## Prompt:
Would you write out the entries below, every one of them, exactly?

## Provided data:
= = =

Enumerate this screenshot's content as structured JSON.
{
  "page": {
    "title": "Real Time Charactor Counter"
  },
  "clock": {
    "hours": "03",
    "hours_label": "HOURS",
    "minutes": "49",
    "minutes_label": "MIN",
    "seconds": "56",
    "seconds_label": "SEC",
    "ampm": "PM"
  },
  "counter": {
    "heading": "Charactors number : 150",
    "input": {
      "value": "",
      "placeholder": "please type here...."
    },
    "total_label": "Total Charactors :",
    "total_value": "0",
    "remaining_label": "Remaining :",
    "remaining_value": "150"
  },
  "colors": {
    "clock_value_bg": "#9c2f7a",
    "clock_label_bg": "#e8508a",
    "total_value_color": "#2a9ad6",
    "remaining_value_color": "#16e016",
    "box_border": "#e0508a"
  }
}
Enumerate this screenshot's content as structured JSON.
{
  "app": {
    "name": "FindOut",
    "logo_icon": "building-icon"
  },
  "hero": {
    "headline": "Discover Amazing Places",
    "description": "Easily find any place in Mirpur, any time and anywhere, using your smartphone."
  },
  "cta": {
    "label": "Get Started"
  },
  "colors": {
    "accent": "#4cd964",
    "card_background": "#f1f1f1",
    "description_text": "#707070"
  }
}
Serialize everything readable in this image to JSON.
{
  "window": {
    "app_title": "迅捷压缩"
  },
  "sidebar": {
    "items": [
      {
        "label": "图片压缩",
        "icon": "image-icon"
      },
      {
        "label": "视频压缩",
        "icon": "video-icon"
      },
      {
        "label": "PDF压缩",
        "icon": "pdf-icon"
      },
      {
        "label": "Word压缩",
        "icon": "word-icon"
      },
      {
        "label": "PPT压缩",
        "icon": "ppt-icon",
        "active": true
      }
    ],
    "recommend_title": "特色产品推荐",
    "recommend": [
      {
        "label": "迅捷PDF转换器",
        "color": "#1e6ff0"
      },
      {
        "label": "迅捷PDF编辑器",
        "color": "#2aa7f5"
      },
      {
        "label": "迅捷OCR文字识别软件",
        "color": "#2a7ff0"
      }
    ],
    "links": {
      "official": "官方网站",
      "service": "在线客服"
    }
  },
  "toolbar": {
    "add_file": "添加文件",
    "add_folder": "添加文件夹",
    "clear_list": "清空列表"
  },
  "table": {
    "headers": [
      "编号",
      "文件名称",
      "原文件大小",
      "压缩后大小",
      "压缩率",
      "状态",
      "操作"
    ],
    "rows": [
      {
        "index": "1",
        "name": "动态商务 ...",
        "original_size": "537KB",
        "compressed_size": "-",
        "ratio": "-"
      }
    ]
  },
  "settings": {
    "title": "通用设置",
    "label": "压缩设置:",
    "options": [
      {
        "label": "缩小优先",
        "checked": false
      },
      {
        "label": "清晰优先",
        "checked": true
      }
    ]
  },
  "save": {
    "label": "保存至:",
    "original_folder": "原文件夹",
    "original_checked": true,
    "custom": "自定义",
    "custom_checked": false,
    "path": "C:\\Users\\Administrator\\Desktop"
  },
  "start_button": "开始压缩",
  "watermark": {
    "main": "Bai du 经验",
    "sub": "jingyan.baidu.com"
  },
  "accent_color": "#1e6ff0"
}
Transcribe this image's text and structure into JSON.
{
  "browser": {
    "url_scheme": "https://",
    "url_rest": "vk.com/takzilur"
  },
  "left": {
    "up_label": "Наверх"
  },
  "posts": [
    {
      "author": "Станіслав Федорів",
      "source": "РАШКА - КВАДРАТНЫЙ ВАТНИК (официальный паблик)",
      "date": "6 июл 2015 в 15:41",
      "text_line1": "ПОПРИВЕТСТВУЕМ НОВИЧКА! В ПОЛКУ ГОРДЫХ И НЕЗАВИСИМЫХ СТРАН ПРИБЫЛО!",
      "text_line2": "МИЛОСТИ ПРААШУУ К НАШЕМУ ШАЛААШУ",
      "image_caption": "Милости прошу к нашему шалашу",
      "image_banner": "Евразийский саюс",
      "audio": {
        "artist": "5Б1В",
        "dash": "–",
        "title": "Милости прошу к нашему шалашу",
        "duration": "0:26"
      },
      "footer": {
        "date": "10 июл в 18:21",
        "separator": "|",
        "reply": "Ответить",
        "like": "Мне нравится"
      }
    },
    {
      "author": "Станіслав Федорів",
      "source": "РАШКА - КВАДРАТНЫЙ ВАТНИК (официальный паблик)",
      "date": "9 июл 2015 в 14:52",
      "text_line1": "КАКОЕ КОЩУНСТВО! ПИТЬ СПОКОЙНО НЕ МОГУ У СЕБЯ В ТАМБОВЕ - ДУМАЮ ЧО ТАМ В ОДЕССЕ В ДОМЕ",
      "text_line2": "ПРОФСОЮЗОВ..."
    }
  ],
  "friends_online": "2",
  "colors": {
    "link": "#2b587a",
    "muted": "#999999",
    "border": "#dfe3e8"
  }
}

= = =

## Solution:
Enumerate this screenshot's content as structured JSON.
{
  "page": {
    "title": "Real Time Charactor Counter"
  },
  "clock": {
    "hours": "03",
    "hours_label": "HOURS",
    "minutes": "49",
    "minutes_label": "MIN",
    "seconds": "56",
    "seconds_label": "SEC",
    "ampm": "PM"
  },
  "counter": {
    "heading": "Charactors number : 150",
    "input": {
      "value": "",
      "placeholder": "please type here...."
    },
    "total_label": "Total Charactors :",
    "total_value": "0",
    "remaining_label": "Remaining :",
    "remaining_value": "150"
  },
  "colors": {
    "clock_value_bg": "#9c2f7a",
    "clock_label_bg": "#e8508a",
    "total_value_color": "#2a9ad6",
    "remaining_value_color": "#16e016",
    "box_border": "#e0508a"
  }
}
Enumerate this screenshot's content as structured JSON.
{
  "app": {
    "name": "FindOut",
    "logo_icon": "building-icon"
  },
  "hero": {
    "headline": "Discover Amazing Places",
    "description": "Easily find any place in Mirpur, any time and anywhere, using your smartphone."
  },
  "cta": {
    "label": "Get Started"
  },
  "colors": {
    "accent": "#4cd964",
    "card_background": "#f1f1f1",
    "description_text": "#707070"
  }
}
Serialize everything readable in this image to JSON.
{
  "window": {
    "app_title": "迅捷压缩"
  },
  "sidebar": {
    "items": [
      {
        "label": "图片压缩",
        "icon": "image-icon"
      },
      {
        "label": "视频压缩",
        "icon": "video-icon"
      },
      {
        "label": "PDF压缩",
        "icon": "pdf-icon"
      },
      {
        "label": "Word压缩",
        "icon": "word-icon"
      },
      {
        "label": "PPT压缩",
        "icon": "ppt-icon",
        "active": true
      }
    ],
    "recommend_title": "特色产品推荐",
    "recommend": [
      {
        "label": "迅捷PDF转换器",
        "color": "#1e6ff0"
      },
      {
        "label": "迅捷PDF编辑器",
        "color": "#2aa7f5"
      },
      {
        "label": "迅捷OCR文字识别软件",
        "color": "#2a7ff0"
      }
    ],
    "links": {
      "official": "官方网站",
      "service": "在线客服"
    }
  },
  "toolbar": {
    "add_file": "添加文件",
    "add_folder": "添加文件夹",
    "clear_list": "清空列表"
  },
  "table": {
    "headers": [
      "编号",
      "文件名称",
      "原文件大小",
      "压缩后大小",
      "压缩率",
      "状态",
      "操作"
    ],
    "rows": [
      {
        "index": "1",
        "name": "动态商务 ...",
        "original_size": "537KB",
        "compressed_size": "-",
        "ratio": "-"
      }
    ]
  },
  "settings": {
    "title": "通用设置",
    "label": "压缩设置:",
    "options": [
      {
        "label": "缩小优先",
        "checked": false
      },
      {
        "label": "清晰优先",
        "checked": true
      }
    ]
  },
  "save": {
    "label": "保存至:",
    "original_folder": "原文件夹",
    "original_checked": true,
    "custom": "自定义",
    "custom_checked": false,
    "path": "C:\\Users\\Administrator\\Desktop"
  },
  "start_button": "开始压缩",
  "watermark": {
    "main": "Bai du 经验",
    "sub": "jingyan.baidu.com"
  },
  "accent_color": "#1e6ff0"
}
Transcribe this image's text and structure into JSON.
{
  "browser": {
    "url_scheme": "https://",
    "url_rest": "vk.com/takzilur"
  },
  "left": {
    "up_label": "Наверх"
  },
  "posts": [
    {
      "author": "Станіслав Федорів",
      "source": "РАШКА - КВАДРАТНЫЙ ВАТНИК (официальный паблик)",
      "date": "6 июл 2015 в 15:41",
      "text_line1": "ПОПРИВЕТСТВУЕМ НОВИЧКА! В ПОЛКУ ГОРДЫХ И НЕЗАВИСИМЫХ СТРАН ПРИБЫЛО!",
      "text_line2": "МИЛОСТИ ПРААШУУ К НАШЕМУ ШАЛААШУ",
      "image_caption": "Милости прошу к нашему шалашу",
      "image_banner": "Евразийский саюс",
      "audio": {
        "artist": "5Б1В",
        "dash": "–",
        "title": "Милости прошу к нашему шалашу",
        "duration": "0:26"
      },
      "footer": {
        "date": "10 июл в 18:21",
        "separator": "|",
        "reply": "Ответить",
        "like": "Мне нравится"
      }
    },
    {
      "author": "Станіслав Федорів",
      "source": "РАШКА - КВАДРАТНЫЙ ВАТНИК (официальный паблик)",
      "date": "9 июл 2015 в 14:52",
      "text_line1": "КАКОЕ КОЩУНСТВО! ПИТЬ СПОКОЙНО НЕ МОГУ У СЕБЯ В ТАМБОВЕ - ДУМАЮ ЧО ТАМ В ОДЕССЕ В ДОМЕ",
      "text_line2": "ПРОФСОЮЗОВ..."
    }
  ],
  "friends_online": "2",
  "colors": {
    "link": "#2b587a",
    "muted": "#999999",
    "border": "#dfe3e8"
  }
}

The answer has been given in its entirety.